▶ Material supplied
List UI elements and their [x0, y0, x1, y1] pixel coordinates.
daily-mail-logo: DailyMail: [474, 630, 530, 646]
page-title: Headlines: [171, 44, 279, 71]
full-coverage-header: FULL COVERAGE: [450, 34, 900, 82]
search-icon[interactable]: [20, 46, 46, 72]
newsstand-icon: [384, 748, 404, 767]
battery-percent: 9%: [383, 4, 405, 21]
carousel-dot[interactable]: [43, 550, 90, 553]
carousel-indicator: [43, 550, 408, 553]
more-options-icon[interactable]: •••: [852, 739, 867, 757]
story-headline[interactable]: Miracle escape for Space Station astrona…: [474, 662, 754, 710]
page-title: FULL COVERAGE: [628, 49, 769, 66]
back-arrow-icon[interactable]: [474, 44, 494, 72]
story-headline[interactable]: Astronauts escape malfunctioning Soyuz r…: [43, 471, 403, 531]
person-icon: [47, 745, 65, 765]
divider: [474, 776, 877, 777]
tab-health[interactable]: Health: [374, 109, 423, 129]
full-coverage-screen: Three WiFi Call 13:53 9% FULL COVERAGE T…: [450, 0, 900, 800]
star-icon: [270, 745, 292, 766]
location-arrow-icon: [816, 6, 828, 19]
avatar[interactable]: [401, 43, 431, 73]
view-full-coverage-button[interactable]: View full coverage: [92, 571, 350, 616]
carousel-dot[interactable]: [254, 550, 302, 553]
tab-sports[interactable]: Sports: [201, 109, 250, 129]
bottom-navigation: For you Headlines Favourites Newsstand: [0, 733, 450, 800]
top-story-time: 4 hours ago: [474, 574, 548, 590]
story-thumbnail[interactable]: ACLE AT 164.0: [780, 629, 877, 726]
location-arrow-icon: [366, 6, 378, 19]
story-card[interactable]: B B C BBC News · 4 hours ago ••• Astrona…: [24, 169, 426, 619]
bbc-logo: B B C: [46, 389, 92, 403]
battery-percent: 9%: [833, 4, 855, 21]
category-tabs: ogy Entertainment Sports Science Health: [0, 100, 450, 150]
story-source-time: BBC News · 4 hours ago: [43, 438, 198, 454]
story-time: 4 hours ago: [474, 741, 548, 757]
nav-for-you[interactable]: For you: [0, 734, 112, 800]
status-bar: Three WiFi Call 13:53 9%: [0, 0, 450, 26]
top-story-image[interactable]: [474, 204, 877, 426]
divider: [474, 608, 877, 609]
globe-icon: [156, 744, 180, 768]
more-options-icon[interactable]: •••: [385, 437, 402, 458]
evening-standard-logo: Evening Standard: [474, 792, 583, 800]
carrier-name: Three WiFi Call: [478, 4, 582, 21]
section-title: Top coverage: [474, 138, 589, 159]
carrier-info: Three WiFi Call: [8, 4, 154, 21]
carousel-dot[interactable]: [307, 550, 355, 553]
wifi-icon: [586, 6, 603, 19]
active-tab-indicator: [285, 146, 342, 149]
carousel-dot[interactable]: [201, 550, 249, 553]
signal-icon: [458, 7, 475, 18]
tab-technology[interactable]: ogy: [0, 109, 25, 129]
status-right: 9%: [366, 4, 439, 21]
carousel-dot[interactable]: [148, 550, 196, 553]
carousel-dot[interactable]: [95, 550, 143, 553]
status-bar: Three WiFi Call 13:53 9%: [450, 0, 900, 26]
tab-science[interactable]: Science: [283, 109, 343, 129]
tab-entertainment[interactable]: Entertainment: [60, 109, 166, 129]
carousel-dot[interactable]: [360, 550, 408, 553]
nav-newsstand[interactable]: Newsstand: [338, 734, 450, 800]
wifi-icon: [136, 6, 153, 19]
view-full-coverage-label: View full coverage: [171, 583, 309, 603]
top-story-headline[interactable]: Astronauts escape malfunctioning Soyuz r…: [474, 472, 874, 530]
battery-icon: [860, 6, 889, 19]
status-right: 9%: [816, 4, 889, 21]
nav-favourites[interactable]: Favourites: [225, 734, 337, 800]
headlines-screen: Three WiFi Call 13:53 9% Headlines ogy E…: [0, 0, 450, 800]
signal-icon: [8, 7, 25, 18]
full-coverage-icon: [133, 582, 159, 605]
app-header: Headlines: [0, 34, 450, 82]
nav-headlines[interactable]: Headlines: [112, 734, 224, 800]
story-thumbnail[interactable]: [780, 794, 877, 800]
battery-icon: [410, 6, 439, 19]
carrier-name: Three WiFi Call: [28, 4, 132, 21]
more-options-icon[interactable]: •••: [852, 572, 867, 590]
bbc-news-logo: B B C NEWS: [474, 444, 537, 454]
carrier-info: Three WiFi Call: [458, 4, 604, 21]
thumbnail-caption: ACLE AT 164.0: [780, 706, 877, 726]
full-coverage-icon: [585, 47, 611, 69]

▶ What this task involves
Rewrite the records above as a numbered list, dropping any blank lines.

▶ Result for this task
1. List UI elements and their [x0, y0, x1, y1] pixel coordinates.
2. daily-mail-logo: DailyMail: [474, 630, 530, 646]
3. page-title: Headlines: [171, 44, 279, 71]
4. full-coverage-header: FULL COVERAGE: [450, 34, 900, 82]
5. search-icon[interactable]: [20, 46, 46, 72]
6. newsstand-icon: [384, 748, 404, 767]
7. battery-percent: 9%: [383, 4, 405, 21]
8. carousel-dot[interactable]: [43, 550, 90, 553]
9. carousel-indicator: [43, 550, 408, 553]
10. more-options-icon[interactable]: •••: [852, 739, 867, 757]
11. story-headline[interactable]: Miracle escape for Space Station astrona…: [474, 662, 754, 710]
12. page-title: FULL COVERAGE: [628, 49, 769, 66]
13. back-arrow-icon[interactable]: [474, 44, 494, 72]
14. story-headline[interactable]: Astronauts escape malfunctioning Soyuz r…: [43, 471, 403, 531]
15. person-icon: [47, 745, 65, 765]
16. divider: [474, 776, 877, 777]
17. tab-health[interactable]: Health: [374, 109, 423, 129]
18. full-coverage-screen: Three WiFi Call 13:53 9% FULL COVERAGE T…: [450, 0, 900, 800]
19. star-icon: [270, 745, 292, 766]
20. location-arrow-icon: [816, 6, 828, 19]
21. avatar[interactable]: [401, 43, 431, 73]
22. view-full-coverage-button[interactable]: View full coverage: [92, 571, 350, 616]
23. carousel-dot[interactable]: [254, 550, 302, 553]
24. tab-sports[interactable]: Sports: [201, 109, 250, 129]
25. bottom-navigation: For you Headlines Favourites Newsstand: [0, 733, 450, 800]
26. top-story-time: 4 hours ago: [474, 574, 548, 590]
27. story-thumbnail[interactable]: ACLE AT 164.0: [780, 629, 877, 726]
28. location-arrow-icon: [366, 6, 378, 19]
29. story-card[interactable]: B B C BBC News · 4 hours ago ••• Astrona…: [24, 169, 426, 619]
30. bbc-logo: B B C: [46, 389, 92, 403]
31. battery-percent: 9%: [833, 4, 855, 21]
32. category-tabs: ogy Entertainment Sports Science Health: [0, 100, 450, 150]
33. story-source-time: BBC News · 4 hours ago: [43, 438, 198, 454]
34. story-time: 4 hours ago: [474, 741, 548, 757]
35. nav-for-you[interactable]: For you: [0, 734, 112, 800]
36. status-bar: Three WiFi Call 13:53 9%: [0, 0, 450, 26]
37. top-story-image[interactable]: [474, 204, 877, 426]
38. divider: [474, 608, 877, 609]
39. globe-icon: [156, 744, 180, 768]
40. more-options-icon[interactable]: •••: [385, 437, 402, 458]
41. evening-standard-logo: Evening Standard: [474, 792, 583, 800]
42. carrier-name: Three WiFi Call: [478, 4, 582, 21]
43. section-title: Top coverage: [474, 138, 589, 159]
44. carrier-info: Three WiFi Call: [8, 4, 154, 21]
45. carousel-dot[interactable]: [307, 550, 355, 553]
46. wifi-icon: [586, 6, 603, 19]
47. active-tab-indicator: [285, 146, 342, 149]
48. carousel-dot[interactable]: [201, 550, 249, 553]
49. signal-icon: [458, 7, 475, 18]
50. tab-technology[interactable]: ogy: [0, 109, 25, 129]
51. status-right: 9%: [366, 4, 439, 21]
52. carousel-dot[interactable]: [148, 550, 196, 553]
53. carousel-dot[interactable]: [95, 550, 143, 553]
54. status-bar: Three WiFi Call 13:53 9%: [450, 0, 900, 26]
55. tab-science[interactable]: Science: [283, 109, 343, 129]
56. tab-entertainment[interactable]: Entertainment: [60, 109, 166, 129]
57. carousel-dot[interactable]: [360, 550, 408, 553]
58. nav-newsstand[interactable]: Newsstand: [338, 734, 450, 800]
59. wifi-icon: [136, 6, 153, 19]
60. view-full-coverage-label: View full coverage: [171, 583, 309, 603]
61. top-story-headline[interactable]: Astronauts escape malfunctioning Soyuz r…: [474, 472, 874, 530]
62. battery-icon: [860, 6, 889, 19]
63. status-right: 9%: [816, 4, 889, 21]
64. nav-favourites[interactable]: Favourites: [225, 734, 337, 800]
65. headlines-screen: Three WiFi Call 13:53 9% Headlines ogy E…: [0, 0, 450, 800]
66. signal-icon: [8, 7, 25, 18]
67. full-coverage-icon: [133, 582, 159, 605]
68. app-header: Headlines: [0, 34, 450, 82]
69. nav-headlines[interactable]: Headlines: [112, 734, 224, 800]
70. story-thumbnail[interactable]: [780, 794, 877, 800]
71. battery-icon: [410, 6, 439, 19]
72. carrier-name: Three WiFi Call: [28, 4, 132, 21]
73. more-options-icon[interactable]: •••: [852, 572, 867, 590]
74. bbc-news-logo: B B C NEWS: [474, 444, 537, 454]
75. carrier-info: Three WiFi Call: [458, 4, 604, 21]
76. thumbnail-caption: ACLE AT 164.0: [780, 706, 877, 726]
77. full-coverage-icon: [585, 47, 611, 69]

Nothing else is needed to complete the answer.